| Task to carry out |
For the listing below, give the count of lines containing "values", and no other text.

— begin Entries provided —

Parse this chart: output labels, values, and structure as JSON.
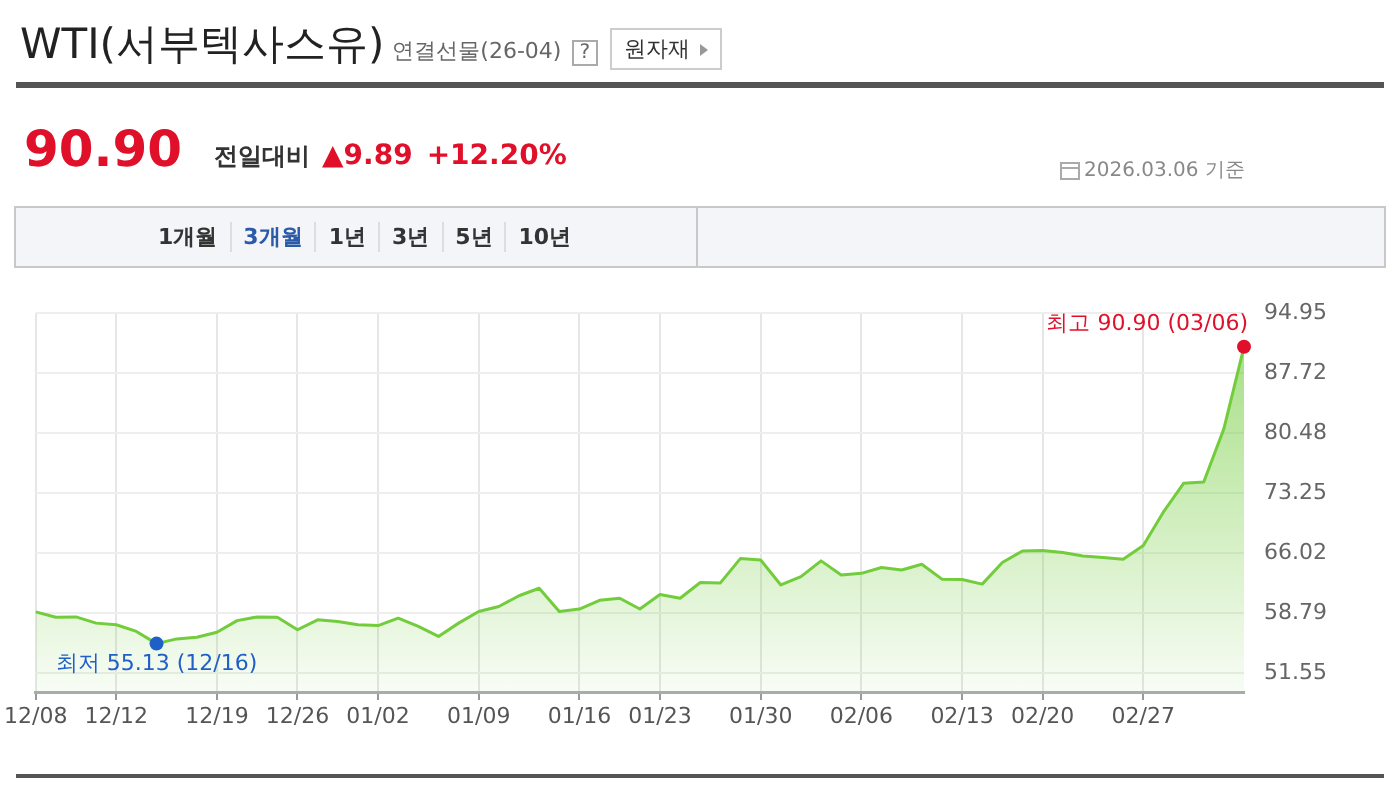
{
  "chart_data": {
    "type": "area",
    "title": "WTI(서부텍사스유)",
    "subtitle": "연결선물(26-04)",
    "categories": [
      "12/08",
      null,
      null,
      null,
      "12/12",
      null,
      null,
      null,
      null,
      "12/19",
      null,
      null,
      null,
      "12/26",
      null,
      null,
      null,
      "01/02",
      null,
      null,
      null,
      null,
      "01/09",
      null,
      null,
      null,
      null,
      "01/16",
      null,
      null,
      null,
      "01/23",
      null,
      null,
      null,
      null,
      "01/30",
      null,
      null,
      null,
      null,
      "02/06",
      null,
      null,
      null,
      null,
      "02/13",
      null,
      null,
      null,
      "02/20",
      null,
      null,
      null,
      null,
      "02/27",
      null,
      null,
      null,
      null,
      null
    ],
    "series": [
      {
        "color": "#72cc3c",
        "values": [
          58.95,
          58.3,
          58.35,
          57.6,
          57.4,
          56.6,
          55.13,
          55.7,
          55.9,
          56.5,
          57.9,
          58.35,
          58.3,
          56.8,
          58.0,
          57.8,
          57.4,
          57.3,
          58.2,
          57.2,
          56.0,
          57.6,
          59.0,
          59.6,
          60.9,
          61.8,
          59.0,
          59.3,
          60.35,
          60.6,
          59.3,
          61.05,
          60.6,
          62.5,
          62.45,
          65.4,
          65.2,
          62.2,
          63.2,
          65.1,
          63.4,
          63.6,
          64.3,
          64.0,
          64.7,
          62.9,
          62.85,
          62.3,
          64.9,
          66.3,
          66.35,
          66.1,
          65.7,
          65.5,
          65.3,
          66.95,
          71.0,
          74.45,
          74.6,
          81.01,
          90.9
        ]
      }
    ],
    "ylim": [
      49.3,
      94.95
    ],
    "yticks": [
      51.55,
      58.79,
      66.02,
      73.25,
      80.48,
      87.72,
      94.95
    ],
    "grid": true,
    "legend": false,
    "annotations": [
      "?",
      "원자재",
      "90.90",
      "전일대비",
      "▲9.89",
      "+12.20%",
      "2026.03.06 기준",
      "1개월",
      "3개월",
      "1년",
      "3년",
      "5년",
      "10년",
      "최고 90.90 (03/06)",
      "최저 55.13 (12/16)"
    ]
  }
}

— end Entries provided —

| Full answer |
2